Requirement -> Repeat the listing word for word, starting at its first line and stopping after the line that contains "x-tick-label: Sep [727,454,757,473]".

------------------------------------------------------------

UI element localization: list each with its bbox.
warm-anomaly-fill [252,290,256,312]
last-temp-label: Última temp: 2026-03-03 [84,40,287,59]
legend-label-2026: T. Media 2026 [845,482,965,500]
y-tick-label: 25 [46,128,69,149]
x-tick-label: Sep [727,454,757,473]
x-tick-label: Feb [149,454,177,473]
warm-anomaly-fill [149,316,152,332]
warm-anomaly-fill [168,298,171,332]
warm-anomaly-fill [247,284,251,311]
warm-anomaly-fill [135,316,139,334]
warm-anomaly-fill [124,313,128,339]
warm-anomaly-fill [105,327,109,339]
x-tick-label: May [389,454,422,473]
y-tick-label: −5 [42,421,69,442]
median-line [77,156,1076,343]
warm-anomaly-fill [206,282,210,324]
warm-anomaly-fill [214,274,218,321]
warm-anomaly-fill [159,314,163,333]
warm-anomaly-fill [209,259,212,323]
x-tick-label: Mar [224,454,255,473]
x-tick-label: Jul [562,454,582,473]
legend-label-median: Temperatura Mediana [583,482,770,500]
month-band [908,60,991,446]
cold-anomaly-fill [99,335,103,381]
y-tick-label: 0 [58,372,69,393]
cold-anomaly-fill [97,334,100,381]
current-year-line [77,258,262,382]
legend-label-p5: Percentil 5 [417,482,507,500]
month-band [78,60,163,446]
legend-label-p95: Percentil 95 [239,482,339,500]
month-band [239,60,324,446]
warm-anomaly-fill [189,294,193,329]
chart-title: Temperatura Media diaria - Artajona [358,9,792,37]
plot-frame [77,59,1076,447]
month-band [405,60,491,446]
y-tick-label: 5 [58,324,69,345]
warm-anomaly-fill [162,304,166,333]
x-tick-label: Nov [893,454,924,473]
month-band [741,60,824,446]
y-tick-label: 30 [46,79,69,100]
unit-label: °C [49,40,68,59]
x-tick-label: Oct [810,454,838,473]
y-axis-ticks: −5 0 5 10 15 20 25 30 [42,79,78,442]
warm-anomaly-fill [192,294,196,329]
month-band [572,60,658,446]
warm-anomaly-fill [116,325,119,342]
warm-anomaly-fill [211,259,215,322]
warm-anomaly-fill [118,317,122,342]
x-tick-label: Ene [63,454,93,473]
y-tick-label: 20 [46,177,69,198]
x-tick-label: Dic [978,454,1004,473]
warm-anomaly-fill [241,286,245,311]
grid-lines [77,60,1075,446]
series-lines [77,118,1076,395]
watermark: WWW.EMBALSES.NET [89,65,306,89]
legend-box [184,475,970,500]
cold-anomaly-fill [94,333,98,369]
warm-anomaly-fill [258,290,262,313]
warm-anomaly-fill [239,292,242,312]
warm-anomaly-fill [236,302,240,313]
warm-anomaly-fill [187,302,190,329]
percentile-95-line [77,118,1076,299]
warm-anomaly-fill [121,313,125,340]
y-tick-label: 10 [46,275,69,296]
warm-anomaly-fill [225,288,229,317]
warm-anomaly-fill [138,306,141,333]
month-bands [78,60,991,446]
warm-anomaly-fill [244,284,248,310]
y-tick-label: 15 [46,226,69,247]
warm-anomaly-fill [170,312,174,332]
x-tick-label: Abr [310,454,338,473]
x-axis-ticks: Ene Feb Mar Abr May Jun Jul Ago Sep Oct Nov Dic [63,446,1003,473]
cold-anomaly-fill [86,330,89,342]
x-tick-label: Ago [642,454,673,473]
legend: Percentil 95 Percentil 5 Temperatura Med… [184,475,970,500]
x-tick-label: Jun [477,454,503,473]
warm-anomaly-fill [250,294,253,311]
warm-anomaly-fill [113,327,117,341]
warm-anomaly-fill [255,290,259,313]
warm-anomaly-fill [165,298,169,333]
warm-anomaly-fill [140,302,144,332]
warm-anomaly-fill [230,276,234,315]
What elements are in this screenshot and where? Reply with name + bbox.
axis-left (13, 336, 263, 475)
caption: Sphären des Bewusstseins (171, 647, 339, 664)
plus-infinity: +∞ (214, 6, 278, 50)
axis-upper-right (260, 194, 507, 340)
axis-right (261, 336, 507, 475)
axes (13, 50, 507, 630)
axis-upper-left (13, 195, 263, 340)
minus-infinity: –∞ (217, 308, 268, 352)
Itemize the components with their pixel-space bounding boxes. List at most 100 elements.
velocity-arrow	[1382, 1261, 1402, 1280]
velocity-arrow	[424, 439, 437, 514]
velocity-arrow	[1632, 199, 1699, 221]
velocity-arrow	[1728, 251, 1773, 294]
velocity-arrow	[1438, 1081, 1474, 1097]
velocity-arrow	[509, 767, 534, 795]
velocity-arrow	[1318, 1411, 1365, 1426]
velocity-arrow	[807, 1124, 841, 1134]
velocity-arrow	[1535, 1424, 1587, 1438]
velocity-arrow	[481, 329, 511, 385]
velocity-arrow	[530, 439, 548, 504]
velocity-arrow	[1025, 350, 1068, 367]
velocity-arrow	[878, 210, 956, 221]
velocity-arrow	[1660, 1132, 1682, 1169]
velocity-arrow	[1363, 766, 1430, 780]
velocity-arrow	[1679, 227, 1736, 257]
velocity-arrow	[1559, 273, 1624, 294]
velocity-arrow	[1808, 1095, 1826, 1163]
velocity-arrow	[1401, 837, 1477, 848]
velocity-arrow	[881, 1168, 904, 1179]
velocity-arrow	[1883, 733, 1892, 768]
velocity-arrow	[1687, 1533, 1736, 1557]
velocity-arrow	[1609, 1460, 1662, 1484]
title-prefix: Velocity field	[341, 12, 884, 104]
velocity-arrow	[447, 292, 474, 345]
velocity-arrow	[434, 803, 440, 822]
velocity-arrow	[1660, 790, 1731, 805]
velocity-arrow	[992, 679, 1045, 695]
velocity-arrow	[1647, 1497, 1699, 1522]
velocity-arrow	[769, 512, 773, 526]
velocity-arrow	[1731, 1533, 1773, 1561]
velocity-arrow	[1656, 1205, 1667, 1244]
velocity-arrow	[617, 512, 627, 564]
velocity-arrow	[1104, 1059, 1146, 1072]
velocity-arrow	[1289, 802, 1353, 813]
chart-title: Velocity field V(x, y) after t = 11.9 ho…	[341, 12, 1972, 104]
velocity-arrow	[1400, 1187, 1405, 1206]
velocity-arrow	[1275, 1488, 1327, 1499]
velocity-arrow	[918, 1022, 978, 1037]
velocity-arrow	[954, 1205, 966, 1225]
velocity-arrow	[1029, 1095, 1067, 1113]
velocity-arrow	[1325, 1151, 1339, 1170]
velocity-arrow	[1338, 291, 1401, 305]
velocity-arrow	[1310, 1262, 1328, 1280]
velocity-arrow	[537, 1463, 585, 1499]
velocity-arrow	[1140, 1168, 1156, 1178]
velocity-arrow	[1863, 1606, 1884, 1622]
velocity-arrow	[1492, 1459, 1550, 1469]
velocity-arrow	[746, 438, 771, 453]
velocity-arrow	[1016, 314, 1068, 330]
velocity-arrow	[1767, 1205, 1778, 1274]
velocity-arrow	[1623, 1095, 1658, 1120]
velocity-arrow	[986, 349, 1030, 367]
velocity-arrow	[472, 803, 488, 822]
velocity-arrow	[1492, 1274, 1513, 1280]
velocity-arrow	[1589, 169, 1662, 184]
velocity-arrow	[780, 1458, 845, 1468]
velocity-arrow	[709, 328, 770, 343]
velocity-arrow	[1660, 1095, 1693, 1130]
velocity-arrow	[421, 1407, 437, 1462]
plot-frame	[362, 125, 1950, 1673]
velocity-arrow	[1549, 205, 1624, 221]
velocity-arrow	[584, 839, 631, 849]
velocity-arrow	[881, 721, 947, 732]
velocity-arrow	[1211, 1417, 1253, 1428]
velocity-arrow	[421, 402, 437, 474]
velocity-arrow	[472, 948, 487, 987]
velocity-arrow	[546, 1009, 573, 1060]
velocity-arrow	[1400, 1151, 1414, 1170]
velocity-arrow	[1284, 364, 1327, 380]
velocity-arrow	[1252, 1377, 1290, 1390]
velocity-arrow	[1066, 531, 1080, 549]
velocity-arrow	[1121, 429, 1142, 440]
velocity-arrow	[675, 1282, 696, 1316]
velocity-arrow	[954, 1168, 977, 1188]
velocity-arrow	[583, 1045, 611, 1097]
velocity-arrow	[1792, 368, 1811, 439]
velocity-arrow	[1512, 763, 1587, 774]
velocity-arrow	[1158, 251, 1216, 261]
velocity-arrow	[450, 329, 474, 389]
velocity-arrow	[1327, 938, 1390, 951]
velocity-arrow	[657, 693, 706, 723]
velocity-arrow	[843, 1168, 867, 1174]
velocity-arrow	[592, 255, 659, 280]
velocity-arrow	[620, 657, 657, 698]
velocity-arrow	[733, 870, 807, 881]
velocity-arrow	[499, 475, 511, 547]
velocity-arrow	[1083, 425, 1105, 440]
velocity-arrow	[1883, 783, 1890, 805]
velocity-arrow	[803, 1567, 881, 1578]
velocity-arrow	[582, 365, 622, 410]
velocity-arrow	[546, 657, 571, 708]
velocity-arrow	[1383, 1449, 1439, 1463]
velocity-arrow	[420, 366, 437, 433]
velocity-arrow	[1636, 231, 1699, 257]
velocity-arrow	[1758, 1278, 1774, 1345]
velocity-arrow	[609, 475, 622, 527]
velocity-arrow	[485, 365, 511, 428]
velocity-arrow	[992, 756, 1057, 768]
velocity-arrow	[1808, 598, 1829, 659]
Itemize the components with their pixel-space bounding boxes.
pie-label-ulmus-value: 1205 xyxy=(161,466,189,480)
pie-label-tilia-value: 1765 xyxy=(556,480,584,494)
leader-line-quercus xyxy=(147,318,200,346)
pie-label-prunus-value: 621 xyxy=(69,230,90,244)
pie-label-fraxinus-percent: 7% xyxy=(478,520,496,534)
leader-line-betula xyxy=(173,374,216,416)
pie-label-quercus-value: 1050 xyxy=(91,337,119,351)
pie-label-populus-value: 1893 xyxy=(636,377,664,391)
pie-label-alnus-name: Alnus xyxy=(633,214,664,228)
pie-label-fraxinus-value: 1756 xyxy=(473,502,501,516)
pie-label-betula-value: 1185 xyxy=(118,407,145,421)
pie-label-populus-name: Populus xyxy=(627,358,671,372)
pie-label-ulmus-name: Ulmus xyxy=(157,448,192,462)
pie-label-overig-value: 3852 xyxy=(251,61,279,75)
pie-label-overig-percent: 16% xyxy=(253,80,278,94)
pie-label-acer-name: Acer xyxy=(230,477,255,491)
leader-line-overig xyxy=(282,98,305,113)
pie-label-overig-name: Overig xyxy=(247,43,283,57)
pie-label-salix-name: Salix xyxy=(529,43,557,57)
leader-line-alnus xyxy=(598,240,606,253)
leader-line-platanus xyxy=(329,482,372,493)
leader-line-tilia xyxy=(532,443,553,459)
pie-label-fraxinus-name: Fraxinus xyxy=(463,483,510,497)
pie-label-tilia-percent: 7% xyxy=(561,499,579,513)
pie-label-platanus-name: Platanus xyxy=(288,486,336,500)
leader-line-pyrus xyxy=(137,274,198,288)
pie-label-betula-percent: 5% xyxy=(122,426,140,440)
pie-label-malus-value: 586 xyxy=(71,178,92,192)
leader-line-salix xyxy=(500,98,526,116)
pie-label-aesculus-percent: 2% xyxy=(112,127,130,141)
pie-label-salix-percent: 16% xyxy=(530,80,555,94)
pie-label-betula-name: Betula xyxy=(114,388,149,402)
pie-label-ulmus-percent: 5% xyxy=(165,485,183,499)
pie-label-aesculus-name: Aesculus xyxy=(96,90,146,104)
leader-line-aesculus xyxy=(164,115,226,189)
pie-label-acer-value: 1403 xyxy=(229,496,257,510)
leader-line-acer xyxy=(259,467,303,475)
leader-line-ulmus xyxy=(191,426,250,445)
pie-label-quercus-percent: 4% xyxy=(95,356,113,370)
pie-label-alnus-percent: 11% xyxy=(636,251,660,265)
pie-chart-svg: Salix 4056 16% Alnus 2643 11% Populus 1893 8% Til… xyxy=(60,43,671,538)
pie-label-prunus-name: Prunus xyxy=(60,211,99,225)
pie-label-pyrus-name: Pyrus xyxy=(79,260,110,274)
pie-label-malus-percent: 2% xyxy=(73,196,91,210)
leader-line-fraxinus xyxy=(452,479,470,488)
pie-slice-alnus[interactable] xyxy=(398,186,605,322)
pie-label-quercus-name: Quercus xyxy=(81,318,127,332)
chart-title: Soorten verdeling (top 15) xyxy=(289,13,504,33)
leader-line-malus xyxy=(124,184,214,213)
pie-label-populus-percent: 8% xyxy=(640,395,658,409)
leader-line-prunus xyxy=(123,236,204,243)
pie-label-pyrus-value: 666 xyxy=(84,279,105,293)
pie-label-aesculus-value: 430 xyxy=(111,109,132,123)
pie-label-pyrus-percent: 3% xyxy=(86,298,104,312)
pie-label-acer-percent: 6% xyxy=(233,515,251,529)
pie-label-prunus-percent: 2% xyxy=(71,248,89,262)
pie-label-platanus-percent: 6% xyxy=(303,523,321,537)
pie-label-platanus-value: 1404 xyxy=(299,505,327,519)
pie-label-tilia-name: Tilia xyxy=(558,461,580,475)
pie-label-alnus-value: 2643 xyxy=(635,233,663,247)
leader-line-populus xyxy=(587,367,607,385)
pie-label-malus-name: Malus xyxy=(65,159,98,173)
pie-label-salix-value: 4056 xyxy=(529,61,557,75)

------------------------------------------------------------

Problem solution ->
UI element localization: list each with its bbox.
warm-anomaly-fill [252,290,256,312]
last-temp-label: Última temp: 2026-03-03 [84,40,287,59]
legend-label-2026: T. Media 2026 [845,482,965,500]
y-tick-label: 25 [46,128,69,149]
x-tick-label: Sep [727,454,757,473]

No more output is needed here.